— Start Task input —

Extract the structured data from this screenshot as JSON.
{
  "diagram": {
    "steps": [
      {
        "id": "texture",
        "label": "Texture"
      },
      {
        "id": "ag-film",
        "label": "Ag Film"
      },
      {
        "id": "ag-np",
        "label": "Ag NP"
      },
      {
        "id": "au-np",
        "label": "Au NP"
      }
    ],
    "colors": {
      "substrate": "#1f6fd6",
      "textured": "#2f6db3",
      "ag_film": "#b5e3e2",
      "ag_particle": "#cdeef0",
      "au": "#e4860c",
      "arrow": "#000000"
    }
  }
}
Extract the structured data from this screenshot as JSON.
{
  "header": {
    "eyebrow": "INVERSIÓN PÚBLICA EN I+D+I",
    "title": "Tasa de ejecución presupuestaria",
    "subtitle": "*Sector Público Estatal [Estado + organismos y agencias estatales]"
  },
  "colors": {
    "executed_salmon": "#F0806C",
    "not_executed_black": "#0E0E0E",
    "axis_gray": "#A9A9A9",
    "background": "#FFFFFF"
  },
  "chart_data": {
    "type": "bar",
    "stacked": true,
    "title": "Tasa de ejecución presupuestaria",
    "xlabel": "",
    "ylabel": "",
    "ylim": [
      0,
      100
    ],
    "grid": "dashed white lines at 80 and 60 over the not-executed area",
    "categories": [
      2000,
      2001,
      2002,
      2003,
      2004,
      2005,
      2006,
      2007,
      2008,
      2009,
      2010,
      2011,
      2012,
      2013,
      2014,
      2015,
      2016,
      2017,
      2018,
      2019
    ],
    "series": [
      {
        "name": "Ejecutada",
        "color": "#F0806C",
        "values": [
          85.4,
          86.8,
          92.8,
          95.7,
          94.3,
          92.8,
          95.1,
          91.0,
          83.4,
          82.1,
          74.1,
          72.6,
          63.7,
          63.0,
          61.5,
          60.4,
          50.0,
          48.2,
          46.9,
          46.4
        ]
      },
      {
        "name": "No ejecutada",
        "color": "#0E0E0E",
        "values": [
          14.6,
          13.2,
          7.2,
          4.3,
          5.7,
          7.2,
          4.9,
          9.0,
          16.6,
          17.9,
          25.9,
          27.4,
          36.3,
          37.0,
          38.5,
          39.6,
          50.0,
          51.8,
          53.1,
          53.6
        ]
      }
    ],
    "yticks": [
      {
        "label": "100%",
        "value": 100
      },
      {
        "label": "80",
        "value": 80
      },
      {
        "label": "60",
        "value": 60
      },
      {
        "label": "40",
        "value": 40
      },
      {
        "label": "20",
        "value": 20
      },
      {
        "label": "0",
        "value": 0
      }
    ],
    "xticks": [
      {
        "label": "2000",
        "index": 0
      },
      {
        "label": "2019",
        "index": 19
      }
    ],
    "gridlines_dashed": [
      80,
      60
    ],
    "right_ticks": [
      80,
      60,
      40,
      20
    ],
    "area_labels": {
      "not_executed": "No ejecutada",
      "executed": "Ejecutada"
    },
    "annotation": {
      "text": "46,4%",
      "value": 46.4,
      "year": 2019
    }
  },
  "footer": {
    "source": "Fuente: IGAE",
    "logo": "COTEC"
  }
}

— End Task input —
— Start Task input —

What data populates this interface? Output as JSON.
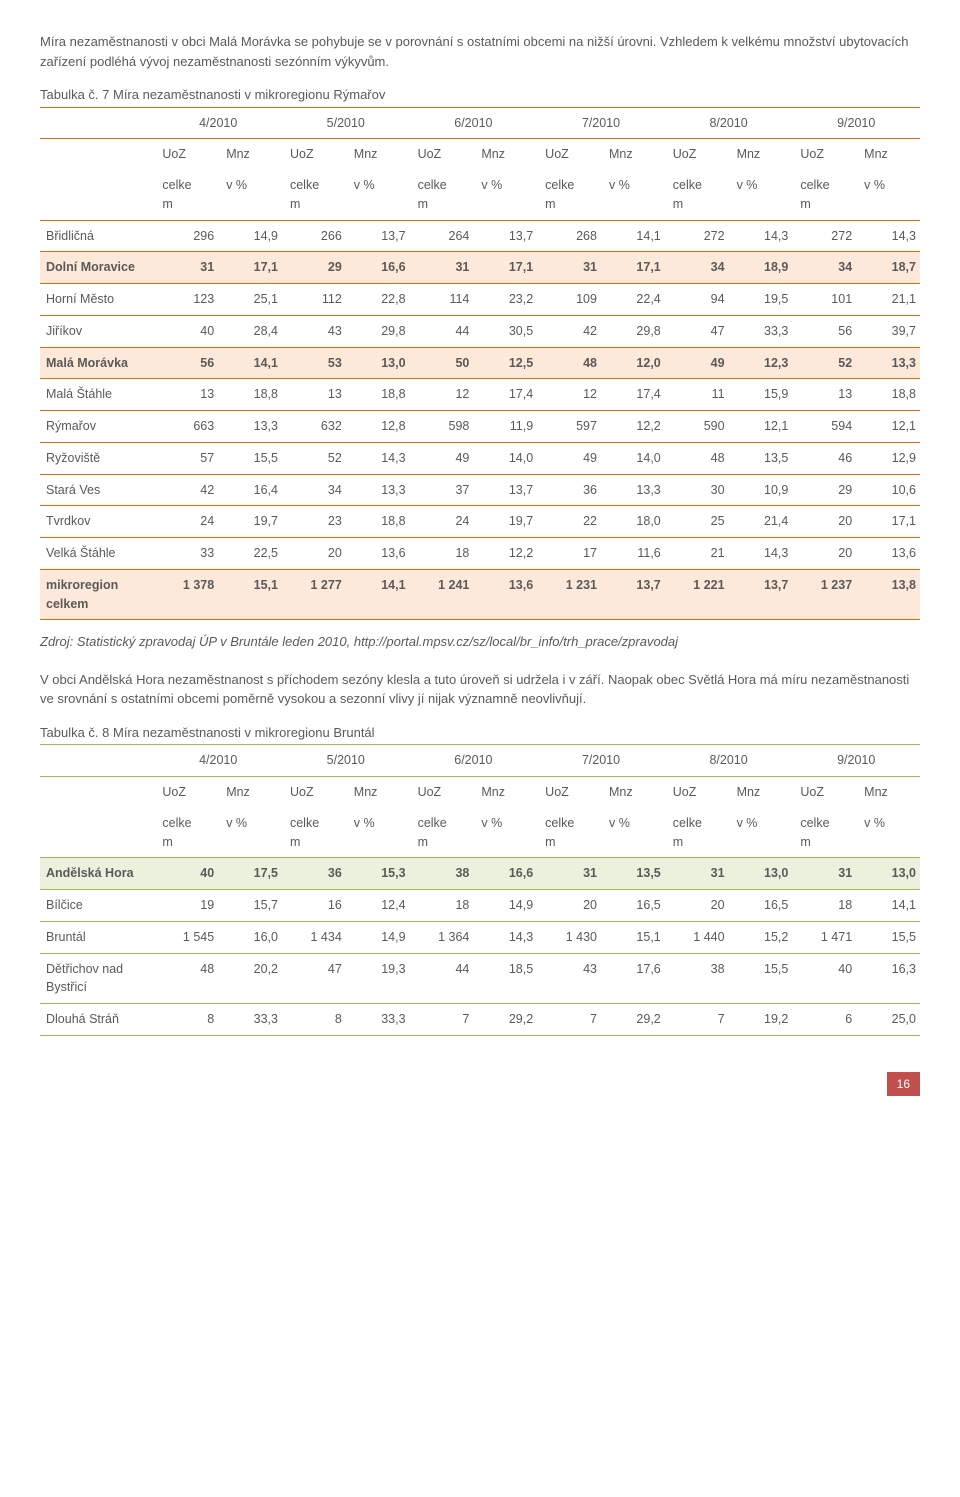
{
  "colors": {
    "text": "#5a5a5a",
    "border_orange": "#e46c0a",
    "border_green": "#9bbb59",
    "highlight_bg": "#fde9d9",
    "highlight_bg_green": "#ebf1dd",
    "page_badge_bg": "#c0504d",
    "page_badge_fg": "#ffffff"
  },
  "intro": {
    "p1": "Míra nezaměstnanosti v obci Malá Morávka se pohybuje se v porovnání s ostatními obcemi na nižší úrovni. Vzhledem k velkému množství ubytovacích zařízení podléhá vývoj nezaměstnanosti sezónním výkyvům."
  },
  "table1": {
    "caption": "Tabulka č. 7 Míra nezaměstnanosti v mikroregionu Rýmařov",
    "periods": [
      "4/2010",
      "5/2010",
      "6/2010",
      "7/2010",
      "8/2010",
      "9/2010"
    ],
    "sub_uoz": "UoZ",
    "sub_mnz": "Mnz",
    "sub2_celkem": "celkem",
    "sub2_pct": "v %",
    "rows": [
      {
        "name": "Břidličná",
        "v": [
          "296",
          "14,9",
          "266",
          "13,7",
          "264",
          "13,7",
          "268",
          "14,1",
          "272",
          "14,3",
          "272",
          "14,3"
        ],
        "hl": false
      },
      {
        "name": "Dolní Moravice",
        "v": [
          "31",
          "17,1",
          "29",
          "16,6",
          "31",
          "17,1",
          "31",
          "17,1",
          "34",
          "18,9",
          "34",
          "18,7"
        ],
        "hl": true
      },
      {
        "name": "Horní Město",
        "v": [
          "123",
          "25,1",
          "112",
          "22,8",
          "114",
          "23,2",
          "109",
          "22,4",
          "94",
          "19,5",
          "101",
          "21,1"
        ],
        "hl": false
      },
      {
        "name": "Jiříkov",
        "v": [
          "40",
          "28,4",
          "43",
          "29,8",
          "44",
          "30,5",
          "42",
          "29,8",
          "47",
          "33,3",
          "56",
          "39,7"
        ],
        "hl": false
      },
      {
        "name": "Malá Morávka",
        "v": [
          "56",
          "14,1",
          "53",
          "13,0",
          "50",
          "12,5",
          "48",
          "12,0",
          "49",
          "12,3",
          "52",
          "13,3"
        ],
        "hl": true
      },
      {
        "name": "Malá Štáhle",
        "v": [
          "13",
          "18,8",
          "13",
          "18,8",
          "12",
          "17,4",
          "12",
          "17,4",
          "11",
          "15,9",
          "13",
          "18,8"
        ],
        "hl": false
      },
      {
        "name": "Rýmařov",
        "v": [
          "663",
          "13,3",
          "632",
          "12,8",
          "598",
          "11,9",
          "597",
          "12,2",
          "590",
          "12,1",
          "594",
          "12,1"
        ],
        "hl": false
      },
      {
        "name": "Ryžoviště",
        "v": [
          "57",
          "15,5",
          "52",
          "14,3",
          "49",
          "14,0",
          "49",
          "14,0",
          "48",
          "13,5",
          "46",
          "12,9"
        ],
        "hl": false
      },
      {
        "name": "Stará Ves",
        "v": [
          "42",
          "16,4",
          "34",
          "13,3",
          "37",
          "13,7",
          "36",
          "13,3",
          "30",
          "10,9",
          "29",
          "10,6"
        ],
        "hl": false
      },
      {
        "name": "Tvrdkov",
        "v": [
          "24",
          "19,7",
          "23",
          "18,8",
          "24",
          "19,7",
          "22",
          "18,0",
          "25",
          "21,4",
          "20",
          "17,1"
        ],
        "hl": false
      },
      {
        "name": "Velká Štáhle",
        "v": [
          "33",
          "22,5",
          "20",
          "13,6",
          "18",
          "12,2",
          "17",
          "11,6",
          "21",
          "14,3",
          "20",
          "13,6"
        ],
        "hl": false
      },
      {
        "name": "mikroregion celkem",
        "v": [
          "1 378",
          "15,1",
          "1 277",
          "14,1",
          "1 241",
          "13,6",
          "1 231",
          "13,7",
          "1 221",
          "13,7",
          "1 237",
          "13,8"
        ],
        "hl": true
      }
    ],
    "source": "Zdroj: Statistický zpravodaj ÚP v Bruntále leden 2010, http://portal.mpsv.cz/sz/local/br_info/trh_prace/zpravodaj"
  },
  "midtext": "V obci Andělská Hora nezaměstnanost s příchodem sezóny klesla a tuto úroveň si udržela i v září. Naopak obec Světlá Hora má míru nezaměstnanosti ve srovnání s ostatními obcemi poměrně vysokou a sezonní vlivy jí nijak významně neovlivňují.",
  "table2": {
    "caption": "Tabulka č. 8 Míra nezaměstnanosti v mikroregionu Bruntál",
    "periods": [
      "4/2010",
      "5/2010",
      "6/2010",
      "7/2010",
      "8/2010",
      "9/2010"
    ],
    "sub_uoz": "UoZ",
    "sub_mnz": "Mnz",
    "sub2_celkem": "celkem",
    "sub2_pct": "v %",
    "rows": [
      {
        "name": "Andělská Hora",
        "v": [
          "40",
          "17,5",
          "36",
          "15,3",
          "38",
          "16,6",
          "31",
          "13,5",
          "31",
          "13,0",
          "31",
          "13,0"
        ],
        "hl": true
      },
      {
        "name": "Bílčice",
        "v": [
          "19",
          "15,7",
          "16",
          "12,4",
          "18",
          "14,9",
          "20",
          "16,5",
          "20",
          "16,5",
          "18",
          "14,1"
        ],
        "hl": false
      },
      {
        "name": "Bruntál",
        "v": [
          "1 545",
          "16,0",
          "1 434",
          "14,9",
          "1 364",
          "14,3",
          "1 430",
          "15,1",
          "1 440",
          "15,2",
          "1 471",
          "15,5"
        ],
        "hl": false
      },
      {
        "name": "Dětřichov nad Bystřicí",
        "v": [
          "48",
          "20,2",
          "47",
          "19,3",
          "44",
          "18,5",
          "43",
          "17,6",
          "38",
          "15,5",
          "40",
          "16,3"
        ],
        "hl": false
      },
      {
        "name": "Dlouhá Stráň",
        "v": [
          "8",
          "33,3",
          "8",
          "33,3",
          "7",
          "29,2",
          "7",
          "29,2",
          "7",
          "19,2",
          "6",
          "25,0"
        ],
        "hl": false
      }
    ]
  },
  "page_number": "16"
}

— End Task input —

• **Given request**
Which lines hold the string "caption"? List them all.

• **Final result**
    "caption": "Tabulka č. 7 Míra nezaměstnanosti v mikroregionu Rýmařov",
    "caption": "Tabulka č. 8 Míra nezaměstnanosti v mikroregionu Bruntál",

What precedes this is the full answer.